=== Section Start ===
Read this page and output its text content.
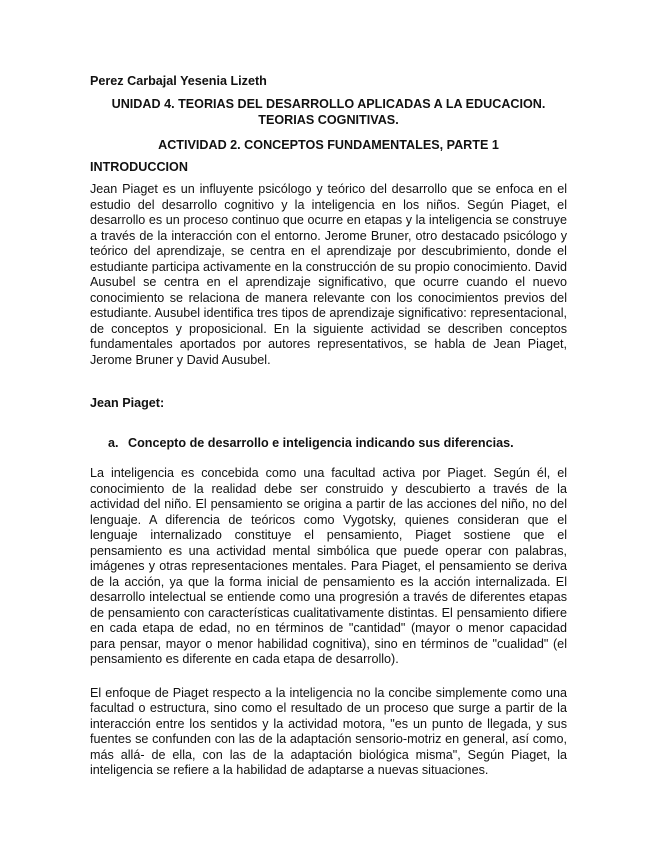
Perez Carbajal Yesenia Lizeth

UNIDAD 4. TEORIAS DEL DESARROLLO APLICADAS A LA EDUCACION.
TEORIAS COGNITIVAS.

ACTIVIDAD 2. CONCEPTOS FUNDAMENTALES, PARTE 1

INTRODUCCION

Jean Piaget es un influyente psicólogo y teórico del desarrollo que se enfoca en el estudio del desarrollo cognitivo y la inteligencia en los niños. Según Piaget, el desarrollo es un proceso continuo que ocurre en etapas y la inteligencia se construye a través de la interacción con el entorno. Jerome Bruner, otro destacado psicólogo y teórico del aprendizaje, se centra en el aprendizaje por descubrimiento, donde el estudiante participa activamente en la construcción de su propio conocimiento. David Ausubel se centra en el aprendizaje significativo, que ocurre cuando el nuevo conocimiento se relaciona de manera relevante con los conocimientos previos del estudiante. Ausubel identifica tres tipos de aprendizaje significativo: representacional, de conceptos y proposicional. En la siguiente actividad se describen conceptos fundamentales aportados por autores representativos, se habla de Jean Piaget, Jerome Bruner y David Ausubel.

Jean Piaget:

a. Concepto de desarrollo e inteligencia indicando sus diferencias.

La inteligencia es concebida como una facultad activa por Piaget. Según él, el conocimiento de la realidad debe ser construido y descubierto a través de la actividad del niño. El pensamiento se origina a partir de las acciones del niño, no del lenguaje. A diferencia de teóricos como Vygotsky, quienes consideran que el lenguaje internalizado constituye el pensamiento, Piaget sostiene que el pensamiento es una actividad mental simbólica que puede operar con palabras, imágenes y otras representaciones mentales. Para Piaget, el pensamiento se deriva de la acción, ya que la forma inicial de pensamiento es la acción internalizada. El desarrollo intelectual se entiende como una progresión a través de diferentes etapas de pensamiento con características cualitativamente distintas. El pensamiento difiere en cada etapa de edad, no en términos de "cantidad" (mayor o menor capacidad para pensar, mayor o menor habilidad cognitiva), sino en términos de "cualidad" (el pensamiento es diferente en cada etapa de desarrollo).

El enfoque de Piaget respecto a la inteligencia no la concibe simplemente como una facultad o estructura, sino como el resultado de un proceso que surge a partir de la interacción entre los sentidos y la actividad motora, "es un punto de llegada, y sus fuentes se confunden con las de la adaptación sensorio-motriz en general, así como, más allá- de ella, con las de la adaptación biológica misma", Según Piaget, la inteligencia se refiere a la habilidad de adaptarse a nuevas situaciones.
=== Section End ===
**Task statement**:
Give the number of lines in the material above that include the string "TEORIAS", with no further text.

**Expected answer**:
2